— DATASET ENTRIES —

** begin **

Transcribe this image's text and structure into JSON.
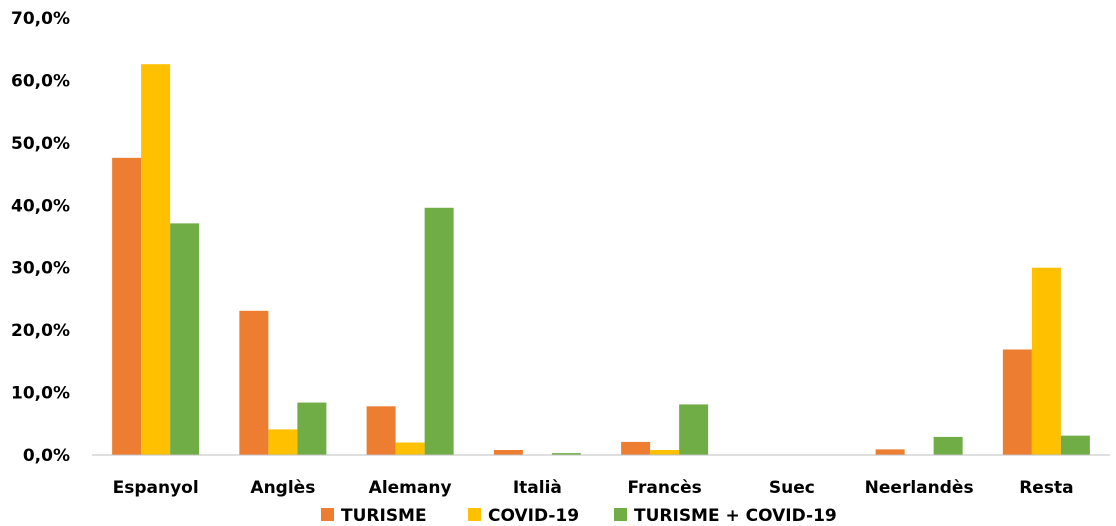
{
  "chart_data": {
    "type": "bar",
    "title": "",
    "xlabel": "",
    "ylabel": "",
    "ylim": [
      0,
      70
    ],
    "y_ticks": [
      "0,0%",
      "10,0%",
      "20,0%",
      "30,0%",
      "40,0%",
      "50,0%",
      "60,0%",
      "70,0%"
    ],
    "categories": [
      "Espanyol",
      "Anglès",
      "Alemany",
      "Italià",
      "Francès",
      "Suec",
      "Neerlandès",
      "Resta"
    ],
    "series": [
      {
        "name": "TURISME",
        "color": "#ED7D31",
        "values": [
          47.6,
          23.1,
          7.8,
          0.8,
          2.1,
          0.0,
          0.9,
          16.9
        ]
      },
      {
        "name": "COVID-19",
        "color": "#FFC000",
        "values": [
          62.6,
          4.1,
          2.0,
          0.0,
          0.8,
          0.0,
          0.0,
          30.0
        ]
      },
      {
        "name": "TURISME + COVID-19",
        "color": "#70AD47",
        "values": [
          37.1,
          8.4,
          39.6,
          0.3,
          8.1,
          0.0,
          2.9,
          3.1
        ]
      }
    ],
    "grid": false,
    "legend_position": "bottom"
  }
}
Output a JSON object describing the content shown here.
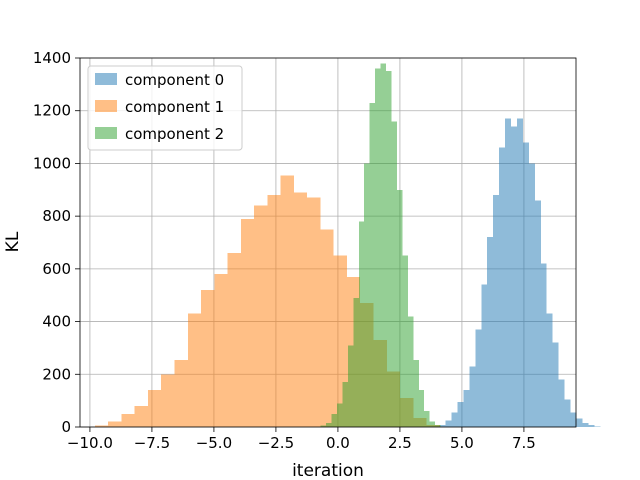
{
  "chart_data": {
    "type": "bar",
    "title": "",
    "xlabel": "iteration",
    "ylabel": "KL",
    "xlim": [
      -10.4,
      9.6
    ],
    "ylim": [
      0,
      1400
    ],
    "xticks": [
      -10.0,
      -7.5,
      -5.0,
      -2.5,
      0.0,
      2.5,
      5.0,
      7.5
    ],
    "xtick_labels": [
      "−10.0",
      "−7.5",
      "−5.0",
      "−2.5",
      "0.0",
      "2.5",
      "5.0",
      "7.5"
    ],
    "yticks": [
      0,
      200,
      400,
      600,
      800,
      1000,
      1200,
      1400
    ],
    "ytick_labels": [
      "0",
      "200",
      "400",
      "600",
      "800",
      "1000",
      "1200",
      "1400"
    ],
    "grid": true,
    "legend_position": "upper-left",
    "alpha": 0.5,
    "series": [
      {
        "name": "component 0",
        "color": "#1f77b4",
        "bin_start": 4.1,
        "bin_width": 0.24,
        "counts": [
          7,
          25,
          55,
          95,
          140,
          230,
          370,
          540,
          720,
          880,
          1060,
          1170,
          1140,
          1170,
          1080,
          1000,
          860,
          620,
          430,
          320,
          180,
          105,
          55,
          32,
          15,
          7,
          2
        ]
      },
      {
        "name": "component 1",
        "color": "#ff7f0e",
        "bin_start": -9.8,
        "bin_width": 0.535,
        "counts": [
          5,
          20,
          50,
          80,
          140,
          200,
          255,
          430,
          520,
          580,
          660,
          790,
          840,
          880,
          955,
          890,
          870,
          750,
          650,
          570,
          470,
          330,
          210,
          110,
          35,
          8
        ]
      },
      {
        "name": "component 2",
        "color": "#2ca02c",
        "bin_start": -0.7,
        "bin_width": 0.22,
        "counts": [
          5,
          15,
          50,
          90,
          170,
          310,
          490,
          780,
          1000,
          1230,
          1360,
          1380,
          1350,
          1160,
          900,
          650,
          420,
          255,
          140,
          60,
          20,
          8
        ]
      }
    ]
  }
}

** end **

— WHAT IS ASKED —
Transcribe the records above exactly, omitting every picture they contain.

— RESPONSE TO THIS EXERCISE —
Transcribe this image's text and structure into JSON.
{
  "chart_data": {
    "type": "bar",
    "title": "",
    "xlabel": "",
    "ylabel": "",
    "ylim": [
      0,
      70
    ],
    "y_ticks": [
      "0,0%",
      "10,0%",
      "20,0%",
      "30,0%",
      "40,0%",
      "50,0%",
      "60,0%",
      "70,0%"
    ],
    "categories": [
      "Espanyol",
      "Anglès",
      "Alemany",
      "Italià",
      "Francès",
      "Suec",
      "Neerlandès",
      "Resta"
    ],
    "series": [
      {
        "name": "TURISME",
        "color": "#ED7D31",
        "values": [
          47.6,
          23.1,
          7.8,
          0.8,
          2.1,
          0.0,
          0.9,
          16.9
        ]
      },
      {
        "name": "COVID-19",
        "color": "#FFC000",
        "values": [
          62.6,
          4.1,
          2.0,
          0.0,
          0.8,
          0.0,
          0.0,
          30.0
        ]
      },
      {
        "name": "TURISME + COVID-19",
        "color": "#70AD47",
        "values": [
          37.1,
          8.4,
          39.6,
          0.3,
          8.1,
          0.0,
          2.9,
          3.1
        ]
      }
    ],
    "grid": false,
    "legend_position": "bottom"
  }
}
Output a JSON object describing the content shown here.
{
  "chart_data": {
    "type": "bar",
    "title": "",
    "xlabel": "iteration",
    "ylabel": "KL",
    "xlim": [
      -10.4,
      9.6
    ],
    "ylim": [
      0,
      1400
    ],
    "xticks": [
      -10.0,
      -7.5,
      -5.0,
      -2.5,
      0.0,
      2.5,
      5.0,
      7.5
    ],
    "xtick_labels": [
      "−10.0",
      "−7.5",
      "−5.0",
      "−2.5",
      "0.0",
      "2.5",
      "5.0",
      "7.5"
    ],
    "yticks": [
      0,
      200,
      400,
      600,
      800,
      1000,
      1200,
      1400
    ],
    "ytick_labels": [
      "0",
      "200",
      "400",
      "600",
      "800",
      "1000",
      "1200",
      "1400"
    ],
    "grid": true,
    "legend_position": "upper-left",
    "alpha": 0.5,
    "series": [
      {
        "name": "component 0",
        "color": "#1f77b4",
        "bin_start": 4.1,
        "bin_width": 0.24,
        "counts": [
          7,
          25,
          55,
          95,
          140,
          230,
          370,
          540,
          720,
          880,
          1060,
          1170,
          1140,
          1170,
          1080,
          1000,
          860,
          620,
          430,
          320,
          180,
          105,
          55,
          32,
          15,
          7,
          2
        ]
      },
      {
        "name": "component 1",
        "color": "#ff7f0e",
        "bin_start": -9.8,
        "bin_width": 0.535,
        "counts": [
          5,
          20,
          50,
          80,
          140,
          200,
          255,
          430,
          520,
          580,
          660,
          790,
          840,
          880,
          955,
          890,
          870,
          750,
          650,
          570,
          470,
          330,
          210,
          110,
          35,
          8
        ]
      },
      {
        "name": "component 2",
        "color": "#2ca02c",
        "bin_start": -0.7,
        "bin_width": 0.22,
        "counts": [
          5,
          15,
          50,
          90,
          170,
          310,
          490,
          780,
          1000,
          1230,
          1360,
          1380,
          1350,
          1160,
          900,
          650,
          420,
          255,
          140,
          60,
          20,
          8
        ]
      }
    ]
  }
}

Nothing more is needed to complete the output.